** WRITTEN EXERCISE **
Search the records that follow and extract every line containing the string "commune".
BEGIN DATA FOR THIS EXERCISE
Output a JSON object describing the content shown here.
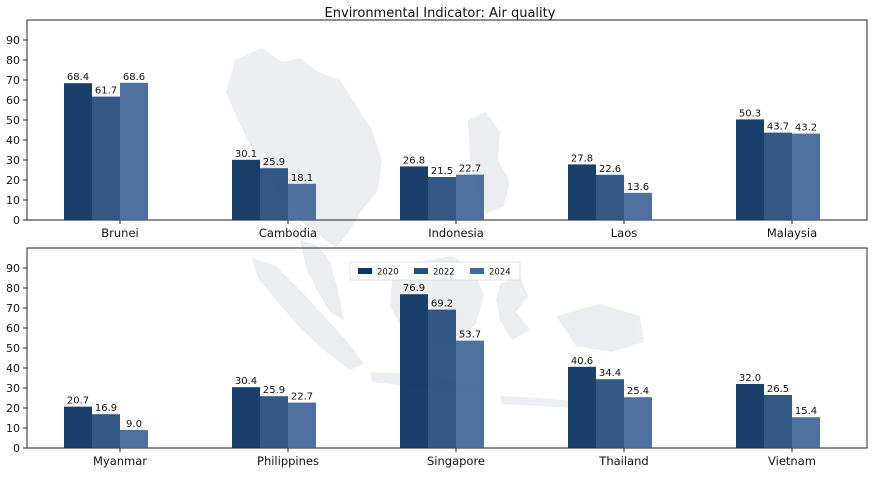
{
  "chart_data": {
    "type": "bar",
    "title": "Environmental Indicator: Air quality",
    "xlabel": "",
    "ylabel": "",
    "ylim": [
      0,
      100
    ],
    "yticks": [
      0,
      10,
      20,
      30,
      40,
      50,
      60,
      70,
      80,
      90
    ],
    "grid": false,
    "legend_position": "top-center (lower panel)",
    "legend": [
      "2020",
      "2022",
      "2024"
    ],
    "colors": [
      "#0f3563",
      "#274f7d",
      "#44699a"
    ],
    "background_image": "southeast-asia-map-silhouette",
    "panels": [
      {
        "categories": [
          "Brunei",
          "Cambodia",
          "Indonesia",
          "Laos",
          "Malaysia"
        ],
        "series": [
          {
            "name": "2020",
            "values": [
              68.4,
              30.1,
              26.8,
              27.8,
              50.3
            ]
          },
          {
            "name": "2022",
            "values": [
              61.7,
              25.9,
              21.5,
              22.6,
              43.7
            ]
          },
          {
            "name": "2024",
            "values": [
              68.6,
              18.1,
              22.7,
              13.6,
              43.2
            ]
          }
        ]
      },
      {
        "categories": [
          "Myanmar",
          "Philippines",
          "Singapore",
          "Thailand",
          "Vietnam"
        ],
        "series": [
          {
            "name": "2020",
            "values": [
              20.7,
              30.4,
              76.9,
              40.6,
              32.0
            ]
          },
          {
            "name": "2022",
            "values": [
              16.9,
              25.9,
              69.2,
              34.4,
              26.5
            ]
          },
          {
            "name": "2024",
            "values": [
              9.0,
              22.7,
              53.7,
              25.4,
              15.4
            ]
          }
        ]
      }
    ]
  }
}
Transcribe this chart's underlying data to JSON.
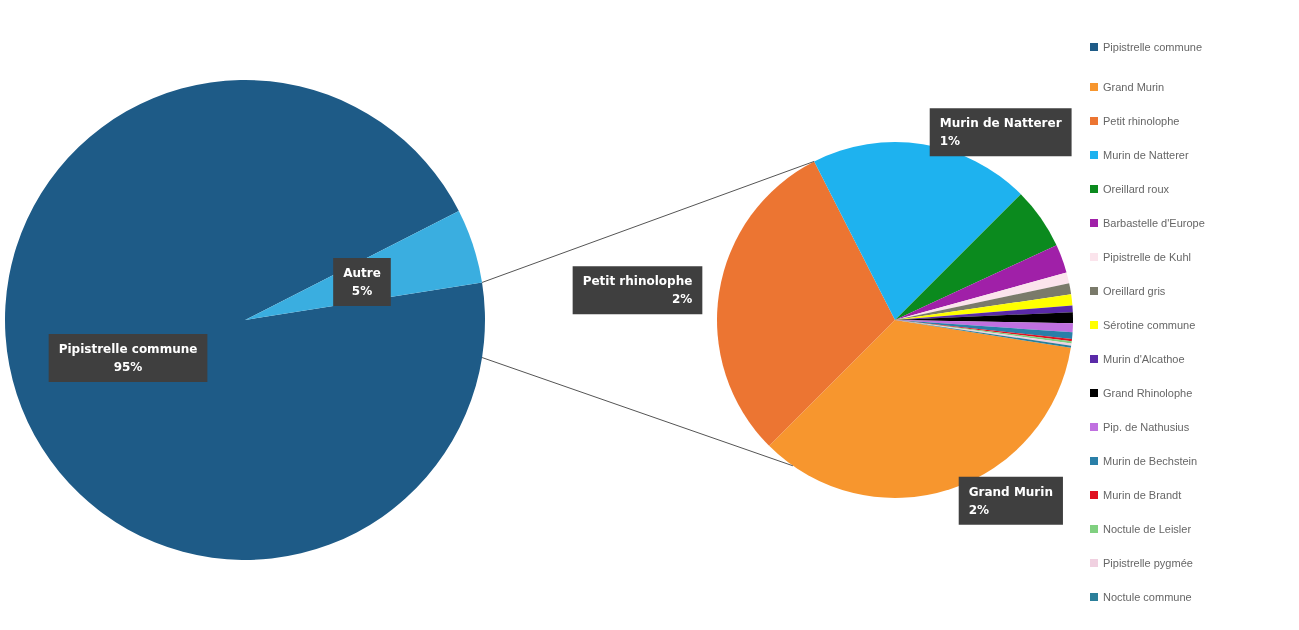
{
  "chart_data": [
    {
      "type": "pie",
      "categories": [
        "Pipistrelle commune",
        "Autre"
      ],
      "values": [
        95,
        5
      ],
      "colors": [
        "#1e5b87",
        "#3aaee0"
      ],
      "value_labels": [
        "95%",
        "5%"
      ],
      "legend": "top right"
    },
    {
      "type": "pie",
      "categories": [
        "Grand Murin",
        "Petit rhinolophe",
        "Murin de Natterer",
        "Oreillard roux",
        "Barbastelle d'Europe",
        "Pipistrelle de Kuhl",
        "Oreillard gris",
        "Sérotine commune",
        "Murin d'Alcathoe",
        "Grand Rhinolophe",
        "Pip. de Nathusius",
        "Murin de Bechstein",
        "Murin de Brandt",
        "Noctule de Leisler",
        "Pipistrelle pygmée",
        "Noctule commune"
      ],
      "values": [
        1.75,
        1.5,
        1.0,
        0.28,
        0.13,
        0.05,
        0.05,
        0.05,
        0.03,
        0.05,
        0.04,
        0.03,
        0.01,
        0.01,
        0.01,
        0.01
      ],
      "colors": [
        "#f7962e",
        "#ec7532",
        "#1eb2ef",
        "#0b8a1e",
        "#a020a8",
        "#fbe4ec",
        "#7a7a6a",
        "#ffff00",
        "#5a2aa8",
        "#000000",
        "#c070e0",
        "#2a7fa8",
        "#e01020",
        "#80d080",
        "#f0d0e0",
        "#2b7f9a"
      ],
      "value_labels": [
        "2%",
        "2%",
        "1%",
        null,
        null,
        null,
        null,
        null,
        null,
        null,
        null,
        null,
        null,
        null,
        null,
        null
      ],
      "legend": "right"
    }
  ]
}
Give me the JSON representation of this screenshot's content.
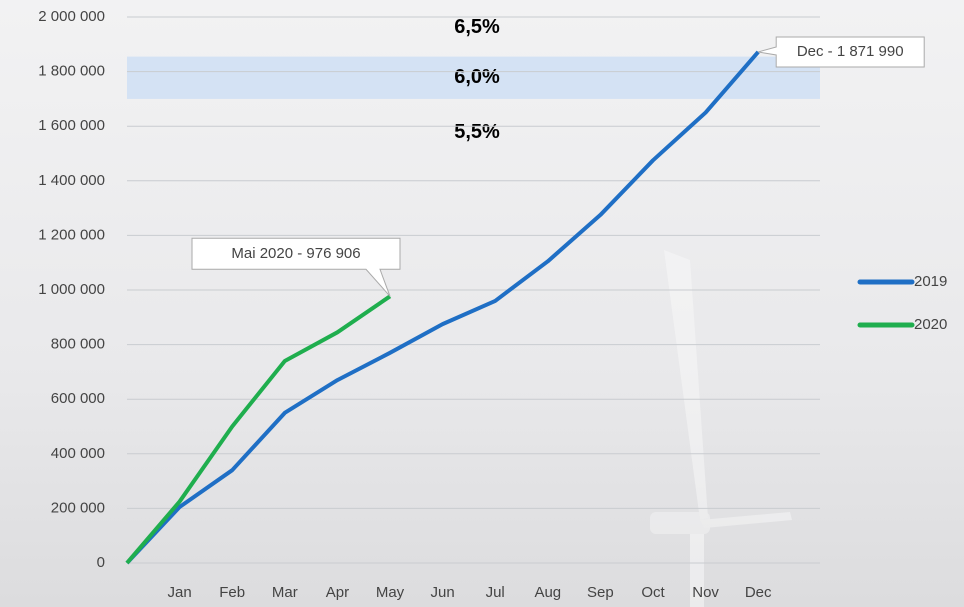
{
  "chart_data": {
    "type": "line",
    "categories": [
      null,
      "Jan",
      "Feb",
      "Mar",
      "Apr",
      "May",
      "Jun",
      "Jul",
      "Aug",
      "Sep",
      "Oct",
      "Nov",
      "Dec"
    ],
    "series": [
      {
        "name": "2019",
        "color": "#1f6fc5",
        "values": [
          0,
          205000,
          340000,
          550000,
          670000,
          770000,
          875000,
          960000,
          1105000,
          1275000,
          1475000,
          1650000,
          1871990
        ],
        "callout": "Dec - 1 871 990"
      },
      {
        "name": "2020",
        "color": "#1fae4e",
        "values": [
          0,
          225000,
          500000,
          740000,
          845000,
          976906,
          null,
          null,
          null,
          null,
          null,
          null,
          null
        ],
        "callout": "Mai 2020 - 976 906"
      }
    ],
    "ylim": [
      0,
      2000000
    ],
    "yticks": [
      0,
      {
        "value": 200000,
        "label": "200 000"
      },
      {
        "value": 400000,
        "label": "400 000"
      },
      {
        "value": 600000,
        "label": "600 000"
      },
      {
        "value": 800000,
        "label": "800 000"
      },
      {
        "value": 1000000,
        "label": "1 000 000"
      },
      {
        "value": 1200000,
        "label": "1 200 000"
      },
      {
        "value": 1400000,
        "label": "1 400 000"
      },
      {
        "value": 1600000,
        "label": "1 600 000"
      },
      {
        "value": 1800000,
        "label": "1 800 000"
      },
      {
        "value": 2000000,
        "label": "2 000 000"
      }
    ],
    "grid": true,
    "band": [
      1700000,
      1855000
    ],
    "band_color": "#d4e2f4",
    "band_labels": [
      "6,5%",
      "6,0%",
      "5,5%"
    ],
    "legend": "right"
  }
}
END DATA FOR THIS EXERCISE
** RESPONSE TO THIS EXERCISE **
        "Pipistrelle commune",
        "Sérotine commune",
        "Noctule commune"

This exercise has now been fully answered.